◆ **RECORD LIST**

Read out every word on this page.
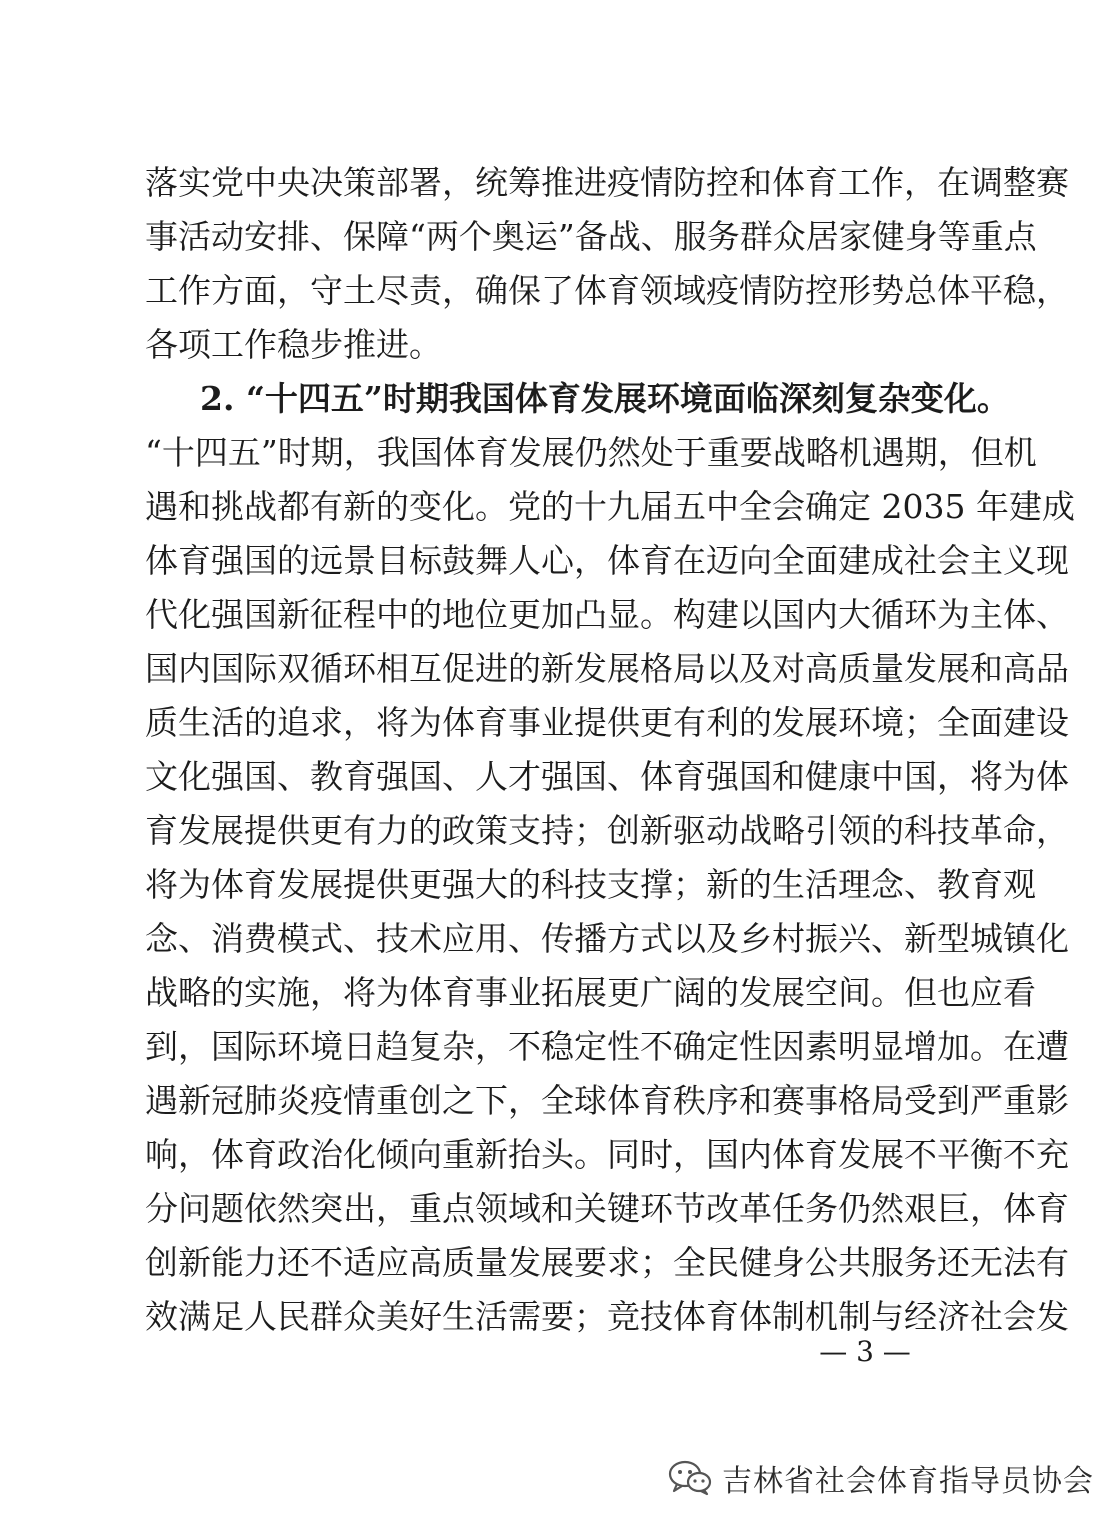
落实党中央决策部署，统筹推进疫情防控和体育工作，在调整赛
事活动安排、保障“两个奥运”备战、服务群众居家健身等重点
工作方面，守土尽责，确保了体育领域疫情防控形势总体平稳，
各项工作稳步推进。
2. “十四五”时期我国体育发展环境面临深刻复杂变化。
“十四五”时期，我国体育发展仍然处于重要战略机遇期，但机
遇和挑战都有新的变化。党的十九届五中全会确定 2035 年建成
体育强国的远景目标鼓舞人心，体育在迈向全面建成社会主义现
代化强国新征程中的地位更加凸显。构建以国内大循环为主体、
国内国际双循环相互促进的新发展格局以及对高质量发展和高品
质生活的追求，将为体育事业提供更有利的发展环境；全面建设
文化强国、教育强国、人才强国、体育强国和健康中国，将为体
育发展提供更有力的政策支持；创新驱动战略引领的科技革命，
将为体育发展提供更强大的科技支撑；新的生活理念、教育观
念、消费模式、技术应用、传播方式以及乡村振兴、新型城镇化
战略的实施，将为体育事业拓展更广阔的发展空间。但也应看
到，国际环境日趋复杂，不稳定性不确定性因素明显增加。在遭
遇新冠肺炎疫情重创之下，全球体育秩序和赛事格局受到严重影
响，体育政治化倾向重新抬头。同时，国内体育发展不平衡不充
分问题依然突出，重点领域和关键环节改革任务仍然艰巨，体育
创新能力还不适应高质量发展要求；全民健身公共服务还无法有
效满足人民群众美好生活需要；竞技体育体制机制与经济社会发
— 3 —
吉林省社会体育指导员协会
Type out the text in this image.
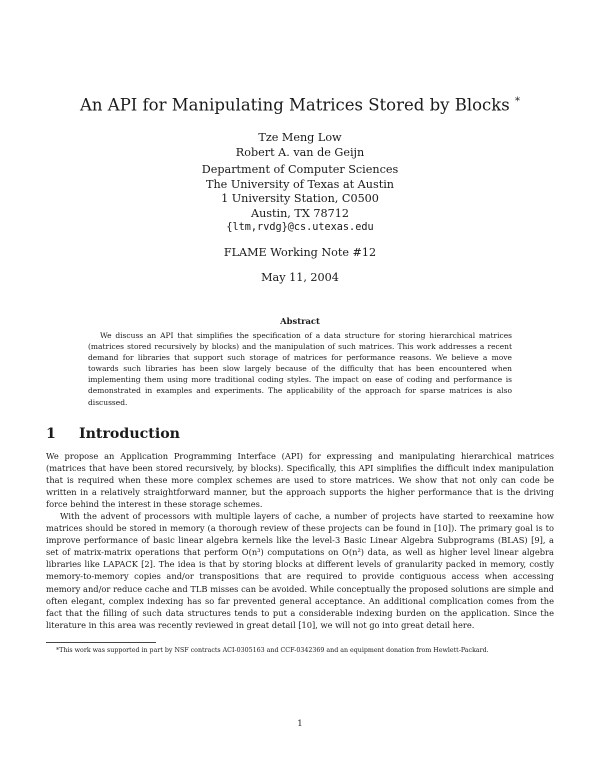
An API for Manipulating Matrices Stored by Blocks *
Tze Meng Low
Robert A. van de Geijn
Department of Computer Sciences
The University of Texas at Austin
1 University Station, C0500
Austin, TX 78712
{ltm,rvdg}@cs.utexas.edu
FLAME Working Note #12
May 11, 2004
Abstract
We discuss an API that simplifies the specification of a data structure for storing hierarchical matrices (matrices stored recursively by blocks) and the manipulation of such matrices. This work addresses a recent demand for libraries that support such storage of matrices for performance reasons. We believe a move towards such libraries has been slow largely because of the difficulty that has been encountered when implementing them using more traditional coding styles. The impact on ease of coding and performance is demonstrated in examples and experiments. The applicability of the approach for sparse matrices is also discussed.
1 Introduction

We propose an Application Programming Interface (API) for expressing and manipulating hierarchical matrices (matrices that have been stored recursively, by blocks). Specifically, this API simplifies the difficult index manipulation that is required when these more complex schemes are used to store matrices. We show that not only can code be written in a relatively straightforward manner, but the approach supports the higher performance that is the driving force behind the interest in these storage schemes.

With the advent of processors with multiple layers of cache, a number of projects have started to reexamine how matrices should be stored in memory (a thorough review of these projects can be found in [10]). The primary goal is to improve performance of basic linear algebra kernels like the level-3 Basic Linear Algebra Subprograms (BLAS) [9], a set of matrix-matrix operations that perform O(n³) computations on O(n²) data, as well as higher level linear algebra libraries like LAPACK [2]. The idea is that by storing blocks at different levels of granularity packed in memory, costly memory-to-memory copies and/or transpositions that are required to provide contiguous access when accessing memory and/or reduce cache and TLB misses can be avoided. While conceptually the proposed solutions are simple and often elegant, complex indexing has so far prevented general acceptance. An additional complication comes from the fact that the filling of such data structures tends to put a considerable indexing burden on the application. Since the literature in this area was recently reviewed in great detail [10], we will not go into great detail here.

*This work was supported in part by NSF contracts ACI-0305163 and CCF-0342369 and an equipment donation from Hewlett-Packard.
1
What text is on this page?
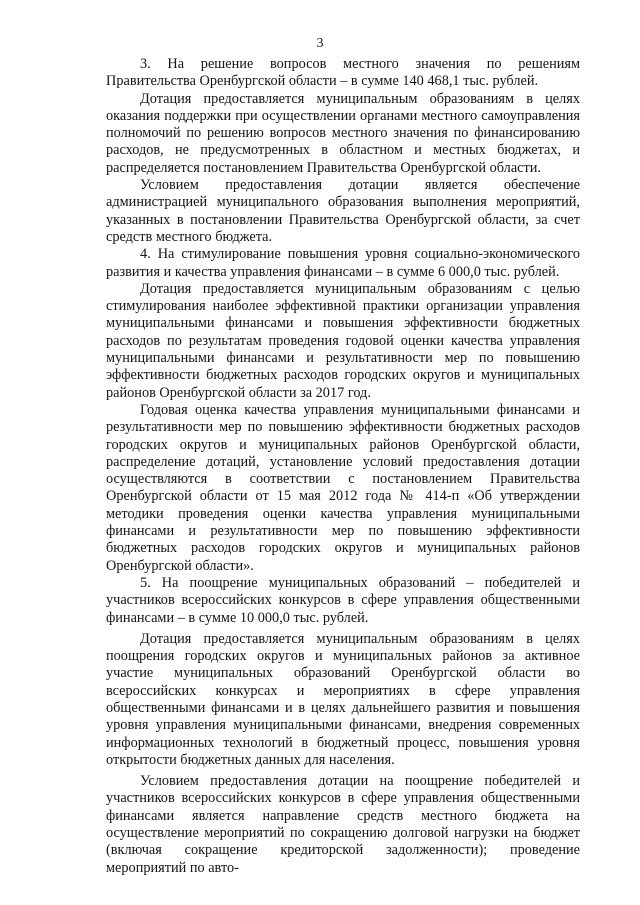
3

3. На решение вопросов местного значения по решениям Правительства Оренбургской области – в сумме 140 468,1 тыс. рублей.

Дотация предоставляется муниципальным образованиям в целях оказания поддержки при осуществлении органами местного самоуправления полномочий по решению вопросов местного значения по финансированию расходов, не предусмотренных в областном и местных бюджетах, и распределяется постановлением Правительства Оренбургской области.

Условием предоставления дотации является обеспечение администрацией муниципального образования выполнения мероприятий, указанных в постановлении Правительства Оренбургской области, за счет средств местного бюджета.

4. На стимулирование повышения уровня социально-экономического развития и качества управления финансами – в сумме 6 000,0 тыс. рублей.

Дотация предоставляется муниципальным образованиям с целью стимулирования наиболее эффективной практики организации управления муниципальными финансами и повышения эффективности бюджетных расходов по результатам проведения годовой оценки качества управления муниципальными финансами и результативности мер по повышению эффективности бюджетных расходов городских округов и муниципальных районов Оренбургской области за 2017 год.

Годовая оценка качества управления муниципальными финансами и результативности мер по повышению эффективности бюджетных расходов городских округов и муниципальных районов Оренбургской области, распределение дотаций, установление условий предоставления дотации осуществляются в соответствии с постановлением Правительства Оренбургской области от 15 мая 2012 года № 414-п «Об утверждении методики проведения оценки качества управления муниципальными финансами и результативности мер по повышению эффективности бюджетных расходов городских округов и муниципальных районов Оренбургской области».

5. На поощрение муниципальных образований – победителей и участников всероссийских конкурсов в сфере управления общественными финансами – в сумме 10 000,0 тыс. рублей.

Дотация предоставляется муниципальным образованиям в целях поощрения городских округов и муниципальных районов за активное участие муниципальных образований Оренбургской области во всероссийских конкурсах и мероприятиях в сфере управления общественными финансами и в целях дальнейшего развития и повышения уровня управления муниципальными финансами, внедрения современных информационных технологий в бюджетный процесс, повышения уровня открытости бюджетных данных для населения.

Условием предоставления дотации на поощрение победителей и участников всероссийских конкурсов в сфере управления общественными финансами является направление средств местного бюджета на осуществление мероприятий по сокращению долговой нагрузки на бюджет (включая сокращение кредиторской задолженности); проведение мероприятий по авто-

◆ **REQUIREMENT**
From the entries above, copy every line containing the word "конкурсов".

◆ **RESPONSE TO THE TASK**
5. На поощрение муниципальных образований – победителей и участников всероссийских конкурсов в сфере управления общественными финансами – в сумме 10 000,0 тыс. рублей.
Условием предоставления дотации на поощрение победителей и участников всероссийских конкурсов в сфере управления общественными финансами является направление средств местного бюджета на осуществление мероприятий по сокращению долговой нагрузки на бюджет (включая сокращение кредиторской задолженности); проведение мероприятий по авто-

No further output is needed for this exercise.